** The request **
Return the listing below word for word.

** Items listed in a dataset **
###
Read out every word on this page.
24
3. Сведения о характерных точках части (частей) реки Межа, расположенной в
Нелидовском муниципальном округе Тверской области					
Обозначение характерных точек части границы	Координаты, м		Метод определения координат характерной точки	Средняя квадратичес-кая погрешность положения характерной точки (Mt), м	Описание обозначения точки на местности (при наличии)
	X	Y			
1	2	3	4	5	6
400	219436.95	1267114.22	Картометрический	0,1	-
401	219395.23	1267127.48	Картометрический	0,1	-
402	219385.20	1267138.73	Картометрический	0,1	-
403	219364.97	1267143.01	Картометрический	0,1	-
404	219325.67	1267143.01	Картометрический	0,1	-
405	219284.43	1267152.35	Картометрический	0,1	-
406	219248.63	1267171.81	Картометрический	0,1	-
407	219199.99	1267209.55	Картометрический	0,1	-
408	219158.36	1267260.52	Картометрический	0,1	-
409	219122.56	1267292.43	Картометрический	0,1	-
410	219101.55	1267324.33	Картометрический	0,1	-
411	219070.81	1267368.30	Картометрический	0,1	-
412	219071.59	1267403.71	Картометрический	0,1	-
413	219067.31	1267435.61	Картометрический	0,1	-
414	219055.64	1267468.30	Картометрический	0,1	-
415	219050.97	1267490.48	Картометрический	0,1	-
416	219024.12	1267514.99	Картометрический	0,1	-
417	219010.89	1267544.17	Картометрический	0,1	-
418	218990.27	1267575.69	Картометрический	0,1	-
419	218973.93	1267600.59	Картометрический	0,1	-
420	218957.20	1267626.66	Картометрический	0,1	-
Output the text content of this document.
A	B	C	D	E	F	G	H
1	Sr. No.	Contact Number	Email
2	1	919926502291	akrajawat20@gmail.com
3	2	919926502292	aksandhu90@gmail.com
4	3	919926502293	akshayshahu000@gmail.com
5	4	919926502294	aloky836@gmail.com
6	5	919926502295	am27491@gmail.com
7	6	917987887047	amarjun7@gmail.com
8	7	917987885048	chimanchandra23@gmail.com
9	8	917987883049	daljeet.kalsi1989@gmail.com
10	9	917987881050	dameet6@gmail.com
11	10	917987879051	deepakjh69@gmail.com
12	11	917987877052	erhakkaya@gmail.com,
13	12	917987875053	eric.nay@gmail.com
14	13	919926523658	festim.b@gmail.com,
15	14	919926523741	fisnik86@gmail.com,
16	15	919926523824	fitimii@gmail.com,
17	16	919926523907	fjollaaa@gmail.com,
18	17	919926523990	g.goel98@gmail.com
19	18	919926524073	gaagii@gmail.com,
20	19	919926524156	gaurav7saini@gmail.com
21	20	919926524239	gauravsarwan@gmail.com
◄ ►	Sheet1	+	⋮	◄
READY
###
** The completed task **
Read out every word on this page.
24
3. Сведения о характерных точках части (частей) реки Межа, расположенной в
Нелидовском муниципальном округе Тверской области					
Обозначение характерных точек части границы	Координаты, м		Метод определения координат характерной точки	Средняя квадратичес-кая погрешность положения характерной точки (Mt), м	Описание обозначения точки на местности (при наличии)
	X	Y			
1	2	3	4	5	6
400	219436.95	1267114.22	Картометрический	0,1	-
401	219395.23	1267127.48	Картометрический	0,1	-
402	219385.20	1267138.73	Картометрический	0,1	-
403	219364.97	1267143.01	Картометрический	0,1	-
404	219325.67	1267143.01	Картометрический	0,1	-
405	219284.43	1267152.35	Картометрический	0,1	-
406	219248.63	1267171.81	Картометрический	0,1	-
407	219199.99	1267209.55	Картометрический	0,1	-
408	219158.36	1267260.52	Картометрический	0,1	-
409	219122.56	1267292.43	Картометрический	0,1	-
410	219101.55	1267324.33	Картометрический	0,1	-
411	219070.81	1267368.30	Картометрический	0,1	-
412	219071.59	1267403.71	Картометрический	0,1	-
413	219067.31	1267435.61	Картометрический	0,1	-
414	219055.64	1267468.30	Картометрический	0,1	-
415	219050.97	1267490.48	Картометрический	0,1	-
416	219024.12	1267514.99	Картометрический	0,1	-
417	219010.89	1267544.17	Картометрический	0,1	-
418	218990.27	1267575.69	Картометрический	0,1	-
419	218973.93	1267600.59	Картометрический	0,1	-
420	218957.20	1267626.66	Картометрический	0,1	-
Output the text content of this document.
A	B	C	D	E	F	G	H
1	Sr. No.	Contact Number	Email
2	1	919926502291	akrajawat20@gmail.com
3	2	919926502292	aksandhu90@gmail.com
4	3	919926502293	akshayshahu000@gmail.com
5	4	919926502294	aloky836@gmail.com
6	5	919926502295	am27491@gmail.com
7	6	917987887047	amarjun7@gmail.com
8	7	917987885048	chimanchandra23@gmail.com
9	8	917987883049	daljeet.kalsi1989@gmail.com
10	9	917987881050	dameet6@gmail.com
11	10	917987879051	deepakjh69@gmail.com
12	11	917987877052	erhakkaya@gmail.com,
13	12	917987875053	eric.nay@gmail.com
14	13	919926523658	festim.b@gmail.com,
15	14	919926523741	fisnik86@gmail.com,
16	15	919926523824	fitimii@gmail.com,
17	16	919926523907	fjollaaa@gmail.com,
18	17	919926523990	g.goel98@gmail.com
19	18	919926524073	gaagii@gmail.com,
20	19	919926524156	gaurav7saini@gmail.com
21	20	919926524239	gauravsarwan@gmail.com
◄ ►	Sheet1	+	⋮	◄
READY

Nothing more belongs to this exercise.